SUPPLIED RECORDS —
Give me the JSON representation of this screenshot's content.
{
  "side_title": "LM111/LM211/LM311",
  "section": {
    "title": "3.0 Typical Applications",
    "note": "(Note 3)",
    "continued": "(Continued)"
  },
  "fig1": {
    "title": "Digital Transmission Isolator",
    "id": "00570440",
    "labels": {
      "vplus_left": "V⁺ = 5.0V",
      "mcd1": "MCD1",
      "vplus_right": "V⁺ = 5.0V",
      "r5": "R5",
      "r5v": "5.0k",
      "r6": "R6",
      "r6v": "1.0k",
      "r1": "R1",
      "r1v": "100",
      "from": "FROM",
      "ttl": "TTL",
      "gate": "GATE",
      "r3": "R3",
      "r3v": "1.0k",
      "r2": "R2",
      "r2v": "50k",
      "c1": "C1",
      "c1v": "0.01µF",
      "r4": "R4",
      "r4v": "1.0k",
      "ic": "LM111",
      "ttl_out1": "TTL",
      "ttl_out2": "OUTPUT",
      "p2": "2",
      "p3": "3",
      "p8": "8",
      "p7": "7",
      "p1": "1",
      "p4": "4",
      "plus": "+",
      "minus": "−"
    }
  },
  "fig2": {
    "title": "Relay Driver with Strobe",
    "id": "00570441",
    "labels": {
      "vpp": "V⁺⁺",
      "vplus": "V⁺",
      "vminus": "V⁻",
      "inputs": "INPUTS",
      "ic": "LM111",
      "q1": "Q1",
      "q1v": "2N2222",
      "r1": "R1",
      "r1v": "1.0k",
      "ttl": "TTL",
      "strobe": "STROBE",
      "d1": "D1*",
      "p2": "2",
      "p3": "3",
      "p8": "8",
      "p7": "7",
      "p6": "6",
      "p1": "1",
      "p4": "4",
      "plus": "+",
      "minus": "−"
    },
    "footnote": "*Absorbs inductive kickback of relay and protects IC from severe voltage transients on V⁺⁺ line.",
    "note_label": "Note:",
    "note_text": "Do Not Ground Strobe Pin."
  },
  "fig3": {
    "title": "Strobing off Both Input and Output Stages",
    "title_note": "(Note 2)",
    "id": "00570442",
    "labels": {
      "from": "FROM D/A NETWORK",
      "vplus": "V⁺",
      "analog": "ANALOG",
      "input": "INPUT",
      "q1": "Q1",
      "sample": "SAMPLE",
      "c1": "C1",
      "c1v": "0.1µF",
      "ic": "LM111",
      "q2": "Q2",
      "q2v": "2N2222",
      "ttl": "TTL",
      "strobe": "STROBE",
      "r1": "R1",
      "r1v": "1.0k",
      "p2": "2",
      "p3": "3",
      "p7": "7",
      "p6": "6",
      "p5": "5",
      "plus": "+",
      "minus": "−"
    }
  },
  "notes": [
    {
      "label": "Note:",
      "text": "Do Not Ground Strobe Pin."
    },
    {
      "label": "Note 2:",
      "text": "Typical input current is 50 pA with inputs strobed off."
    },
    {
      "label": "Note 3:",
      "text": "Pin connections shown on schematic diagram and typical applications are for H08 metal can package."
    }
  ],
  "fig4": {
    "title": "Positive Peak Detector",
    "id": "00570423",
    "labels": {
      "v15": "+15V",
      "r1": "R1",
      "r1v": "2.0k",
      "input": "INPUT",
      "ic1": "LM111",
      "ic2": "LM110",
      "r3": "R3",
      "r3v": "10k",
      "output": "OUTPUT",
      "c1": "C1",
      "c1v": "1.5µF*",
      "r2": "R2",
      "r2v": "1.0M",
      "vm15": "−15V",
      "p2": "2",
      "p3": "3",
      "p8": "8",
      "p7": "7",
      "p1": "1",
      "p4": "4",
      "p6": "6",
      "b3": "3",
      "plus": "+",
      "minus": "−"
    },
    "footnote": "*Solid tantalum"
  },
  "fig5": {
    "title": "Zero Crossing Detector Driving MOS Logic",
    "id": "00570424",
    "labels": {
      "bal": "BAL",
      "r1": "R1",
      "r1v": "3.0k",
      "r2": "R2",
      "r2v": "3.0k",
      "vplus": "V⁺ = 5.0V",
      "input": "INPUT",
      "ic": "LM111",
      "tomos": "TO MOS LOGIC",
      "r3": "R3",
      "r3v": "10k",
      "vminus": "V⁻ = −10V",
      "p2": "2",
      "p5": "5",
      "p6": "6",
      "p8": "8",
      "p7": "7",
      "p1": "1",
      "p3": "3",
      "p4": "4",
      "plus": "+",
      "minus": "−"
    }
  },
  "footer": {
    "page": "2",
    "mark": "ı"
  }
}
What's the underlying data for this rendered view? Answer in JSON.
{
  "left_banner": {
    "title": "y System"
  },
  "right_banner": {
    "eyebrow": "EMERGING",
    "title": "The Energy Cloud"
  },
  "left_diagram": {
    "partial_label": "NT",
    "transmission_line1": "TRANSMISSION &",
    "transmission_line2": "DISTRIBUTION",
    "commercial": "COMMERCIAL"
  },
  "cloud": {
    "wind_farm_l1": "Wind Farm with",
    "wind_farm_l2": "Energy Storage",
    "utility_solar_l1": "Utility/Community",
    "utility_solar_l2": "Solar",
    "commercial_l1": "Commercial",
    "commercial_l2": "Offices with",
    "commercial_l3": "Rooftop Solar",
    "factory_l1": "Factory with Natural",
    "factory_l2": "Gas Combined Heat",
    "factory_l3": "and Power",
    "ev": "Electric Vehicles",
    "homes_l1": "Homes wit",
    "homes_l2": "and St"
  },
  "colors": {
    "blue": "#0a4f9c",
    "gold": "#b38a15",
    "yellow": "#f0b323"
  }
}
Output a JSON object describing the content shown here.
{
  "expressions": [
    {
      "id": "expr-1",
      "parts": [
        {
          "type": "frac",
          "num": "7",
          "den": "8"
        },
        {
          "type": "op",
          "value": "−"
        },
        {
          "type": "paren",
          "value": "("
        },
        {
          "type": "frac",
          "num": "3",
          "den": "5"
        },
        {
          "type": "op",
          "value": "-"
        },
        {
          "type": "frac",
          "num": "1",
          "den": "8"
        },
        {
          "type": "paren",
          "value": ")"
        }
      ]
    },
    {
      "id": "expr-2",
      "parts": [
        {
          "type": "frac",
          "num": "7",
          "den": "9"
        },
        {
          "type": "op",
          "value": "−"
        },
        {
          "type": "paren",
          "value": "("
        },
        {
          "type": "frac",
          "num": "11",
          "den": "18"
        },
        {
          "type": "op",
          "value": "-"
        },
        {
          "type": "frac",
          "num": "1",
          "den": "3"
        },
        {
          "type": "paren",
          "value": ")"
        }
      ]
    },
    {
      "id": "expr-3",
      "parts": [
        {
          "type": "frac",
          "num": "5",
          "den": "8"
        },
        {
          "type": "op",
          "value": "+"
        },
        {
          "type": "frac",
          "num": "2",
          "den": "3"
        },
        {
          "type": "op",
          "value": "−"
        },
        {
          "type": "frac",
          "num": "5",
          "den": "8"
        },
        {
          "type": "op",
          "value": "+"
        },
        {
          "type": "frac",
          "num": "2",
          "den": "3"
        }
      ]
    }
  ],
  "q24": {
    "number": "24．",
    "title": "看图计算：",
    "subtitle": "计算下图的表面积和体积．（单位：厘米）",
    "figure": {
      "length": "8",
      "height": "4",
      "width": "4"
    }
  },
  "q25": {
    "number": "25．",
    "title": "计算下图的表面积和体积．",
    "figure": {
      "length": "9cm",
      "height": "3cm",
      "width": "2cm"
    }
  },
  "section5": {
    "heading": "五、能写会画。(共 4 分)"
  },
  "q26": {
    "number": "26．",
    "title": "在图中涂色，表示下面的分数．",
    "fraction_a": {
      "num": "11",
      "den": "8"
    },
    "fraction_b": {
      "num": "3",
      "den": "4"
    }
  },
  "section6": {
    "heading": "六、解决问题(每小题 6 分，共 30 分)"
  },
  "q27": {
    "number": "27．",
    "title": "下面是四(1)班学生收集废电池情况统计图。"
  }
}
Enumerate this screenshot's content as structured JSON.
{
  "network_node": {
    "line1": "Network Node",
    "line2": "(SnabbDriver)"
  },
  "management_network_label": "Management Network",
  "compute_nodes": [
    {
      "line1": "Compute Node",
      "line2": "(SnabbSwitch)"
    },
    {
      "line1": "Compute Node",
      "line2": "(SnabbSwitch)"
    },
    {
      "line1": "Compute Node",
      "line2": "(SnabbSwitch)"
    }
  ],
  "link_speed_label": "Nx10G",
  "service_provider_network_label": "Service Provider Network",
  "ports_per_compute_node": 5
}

TASK BRIEF — Nothing but the lines from the one with "Enumerate this screenshot's" through the end of the data above should be repeated, each exactly as it stands.

THE OUTPUT —
Enumerate this screenshot's content as structured JSON.
{
  "network_node": {
    "line1": "Network Node",
    "line2": "(SnabbDriver)"
  },
  "management_network_label": "Management Network",
  "compute_nodes": [
    {
      "line1": "Compute Node",
      "line2": "(SnabbSwitch)"
    },
    {
      "line1": "Compute Node",
      "line2": "(SnabbSwitch)"
    },
    {
      "line1": "Compute Node",
      "line2": "(SnabbSwitch)"
    }
  ],
  "link_speed_label": "Nx10G",
  "service_provider_network_label": "Service Provider Network",
  "ports_per_compute_node": 5
}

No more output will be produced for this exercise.